◆ WHAT YOU SHOULD DO
Scan the entries below for the word "environmental". Copy each line that has it.

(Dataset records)
---------------
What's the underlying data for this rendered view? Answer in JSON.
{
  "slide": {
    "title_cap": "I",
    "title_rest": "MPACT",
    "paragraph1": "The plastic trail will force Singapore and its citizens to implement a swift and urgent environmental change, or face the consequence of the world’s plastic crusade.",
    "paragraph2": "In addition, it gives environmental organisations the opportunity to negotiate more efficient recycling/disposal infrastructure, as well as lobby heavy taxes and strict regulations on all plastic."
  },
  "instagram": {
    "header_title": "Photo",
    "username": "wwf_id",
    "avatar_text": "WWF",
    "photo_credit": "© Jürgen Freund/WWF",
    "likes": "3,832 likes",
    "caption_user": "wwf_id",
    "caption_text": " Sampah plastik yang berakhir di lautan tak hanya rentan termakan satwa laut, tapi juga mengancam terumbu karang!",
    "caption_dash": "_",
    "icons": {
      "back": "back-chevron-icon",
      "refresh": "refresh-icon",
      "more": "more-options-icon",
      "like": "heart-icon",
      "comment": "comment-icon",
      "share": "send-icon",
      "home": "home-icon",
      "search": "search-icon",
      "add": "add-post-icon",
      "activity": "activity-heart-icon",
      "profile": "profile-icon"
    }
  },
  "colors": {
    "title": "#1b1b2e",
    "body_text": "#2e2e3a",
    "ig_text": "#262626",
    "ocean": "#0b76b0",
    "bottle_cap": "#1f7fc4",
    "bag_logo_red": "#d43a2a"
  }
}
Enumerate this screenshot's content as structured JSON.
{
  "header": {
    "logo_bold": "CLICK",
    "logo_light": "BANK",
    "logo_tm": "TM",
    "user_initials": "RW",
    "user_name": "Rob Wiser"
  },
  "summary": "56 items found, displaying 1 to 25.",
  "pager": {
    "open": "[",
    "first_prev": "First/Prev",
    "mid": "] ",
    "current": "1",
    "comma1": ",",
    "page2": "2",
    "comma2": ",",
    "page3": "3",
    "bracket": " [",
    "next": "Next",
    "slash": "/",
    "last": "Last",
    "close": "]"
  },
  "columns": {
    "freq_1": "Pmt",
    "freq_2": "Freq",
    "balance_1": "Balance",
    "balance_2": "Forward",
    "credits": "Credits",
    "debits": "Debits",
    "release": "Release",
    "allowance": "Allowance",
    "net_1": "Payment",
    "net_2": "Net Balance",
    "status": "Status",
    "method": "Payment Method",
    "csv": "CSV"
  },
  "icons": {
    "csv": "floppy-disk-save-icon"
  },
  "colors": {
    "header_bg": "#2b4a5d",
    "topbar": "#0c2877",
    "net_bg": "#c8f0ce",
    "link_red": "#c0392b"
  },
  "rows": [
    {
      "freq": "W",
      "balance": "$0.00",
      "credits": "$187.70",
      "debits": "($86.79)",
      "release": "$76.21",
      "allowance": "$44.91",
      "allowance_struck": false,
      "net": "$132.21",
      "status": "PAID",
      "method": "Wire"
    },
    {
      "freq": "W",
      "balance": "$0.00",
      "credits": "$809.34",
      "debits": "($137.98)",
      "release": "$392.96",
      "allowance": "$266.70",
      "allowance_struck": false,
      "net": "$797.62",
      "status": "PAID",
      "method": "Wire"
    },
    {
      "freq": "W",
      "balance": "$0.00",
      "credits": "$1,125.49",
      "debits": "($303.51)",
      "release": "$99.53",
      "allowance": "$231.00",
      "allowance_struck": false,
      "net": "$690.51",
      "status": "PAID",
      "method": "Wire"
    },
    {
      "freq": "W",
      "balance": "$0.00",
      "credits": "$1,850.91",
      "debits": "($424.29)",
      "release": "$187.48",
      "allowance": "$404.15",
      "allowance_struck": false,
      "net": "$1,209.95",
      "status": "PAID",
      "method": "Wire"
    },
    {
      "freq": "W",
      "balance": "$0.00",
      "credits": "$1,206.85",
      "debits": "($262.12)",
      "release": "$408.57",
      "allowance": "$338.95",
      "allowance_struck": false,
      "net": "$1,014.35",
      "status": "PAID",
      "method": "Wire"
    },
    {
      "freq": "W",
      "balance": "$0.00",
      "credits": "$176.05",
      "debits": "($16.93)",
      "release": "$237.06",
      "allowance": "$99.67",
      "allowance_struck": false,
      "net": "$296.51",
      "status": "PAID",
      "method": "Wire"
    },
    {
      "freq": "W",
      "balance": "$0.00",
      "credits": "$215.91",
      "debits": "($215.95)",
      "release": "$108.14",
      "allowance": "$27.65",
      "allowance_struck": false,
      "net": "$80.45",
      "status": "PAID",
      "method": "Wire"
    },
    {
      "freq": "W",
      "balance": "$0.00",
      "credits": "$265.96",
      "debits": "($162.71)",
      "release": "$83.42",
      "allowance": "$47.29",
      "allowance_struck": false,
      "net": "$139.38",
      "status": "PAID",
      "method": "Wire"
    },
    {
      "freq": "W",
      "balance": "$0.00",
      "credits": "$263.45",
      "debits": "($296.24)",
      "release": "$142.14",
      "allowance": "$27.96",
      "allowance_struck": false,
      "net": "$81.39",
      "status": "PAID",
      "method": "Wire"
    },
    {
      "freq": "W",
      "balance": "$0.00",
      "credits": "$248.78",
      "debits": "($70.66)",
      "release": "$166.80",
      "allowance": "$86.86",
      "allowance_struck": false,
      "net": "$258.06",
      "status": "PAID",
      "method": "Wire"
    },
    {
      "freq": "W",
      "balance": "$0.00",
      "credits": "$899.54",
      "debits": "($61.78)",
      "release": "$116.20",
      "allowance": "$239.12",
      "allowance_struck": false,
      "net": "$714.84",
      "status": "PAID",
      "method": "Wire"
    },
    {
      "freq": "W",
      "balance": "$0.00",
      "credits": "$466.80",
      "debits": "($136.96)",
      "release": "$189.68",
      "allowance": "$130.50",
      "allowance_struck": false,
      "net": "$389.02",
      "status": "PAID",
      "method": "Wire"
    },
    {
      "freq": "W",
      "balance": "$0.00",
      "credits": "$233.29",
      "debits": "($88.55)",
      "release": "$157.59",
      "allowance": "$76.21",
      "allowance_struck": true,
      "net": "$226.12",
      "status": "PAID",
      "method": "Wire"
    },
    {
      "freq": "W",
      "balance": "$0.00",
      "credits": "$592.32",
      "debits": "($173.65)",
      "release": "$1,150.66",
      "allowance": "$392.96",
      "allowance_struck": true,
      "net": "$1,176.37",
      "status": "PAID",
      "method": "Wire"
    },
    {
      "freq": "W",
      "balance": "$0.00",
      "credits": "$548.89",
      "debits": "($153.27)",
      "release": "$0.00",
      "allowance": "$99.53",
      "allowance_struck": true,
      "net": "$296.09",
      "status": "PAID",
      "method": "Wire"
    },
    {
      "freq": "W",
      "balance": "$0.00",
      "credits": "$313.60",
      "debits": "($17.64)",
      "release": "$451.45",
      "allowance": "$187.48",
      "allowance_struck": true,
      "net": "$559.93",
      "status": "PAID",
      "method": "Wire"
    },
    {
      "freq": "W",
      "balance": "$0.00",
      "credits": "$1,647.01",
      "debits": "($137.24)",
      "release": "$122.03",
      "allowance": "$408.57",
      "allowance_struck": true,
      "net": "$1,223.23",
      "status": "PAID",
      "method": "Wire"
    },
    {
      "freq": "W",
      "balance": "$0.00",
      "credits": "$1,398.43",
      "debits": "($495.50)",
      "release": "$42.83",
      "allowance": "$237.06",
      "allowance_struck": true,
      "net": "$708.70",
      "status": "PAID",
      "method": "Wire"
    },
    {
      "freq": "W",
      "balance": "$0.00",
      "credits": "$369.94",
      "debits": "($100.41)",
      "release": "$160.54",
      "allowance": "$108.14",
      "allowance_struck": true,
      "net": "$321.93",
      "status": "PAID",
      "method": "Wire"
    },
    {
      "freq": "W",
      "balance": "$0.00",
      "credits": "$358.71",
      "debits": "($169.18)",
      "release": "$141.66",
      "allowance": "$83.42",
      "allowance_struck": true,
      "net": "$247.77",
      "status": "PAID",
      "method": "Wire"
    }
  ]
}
---------------
◆ OUTPUT OF THE TASK
    "paragraph1": "The plastic trail will force Singapore and its citizens to implement a swift and urgent environmental change, or face the consequence of the world’s plastic crusade.",
    "paragraph2": "In addition, it gives environmental organisations the opportunity to negotiate more efficient recycling/disposal infrastructure, as well as lobby heavy taxes and strict regulations on all plastic."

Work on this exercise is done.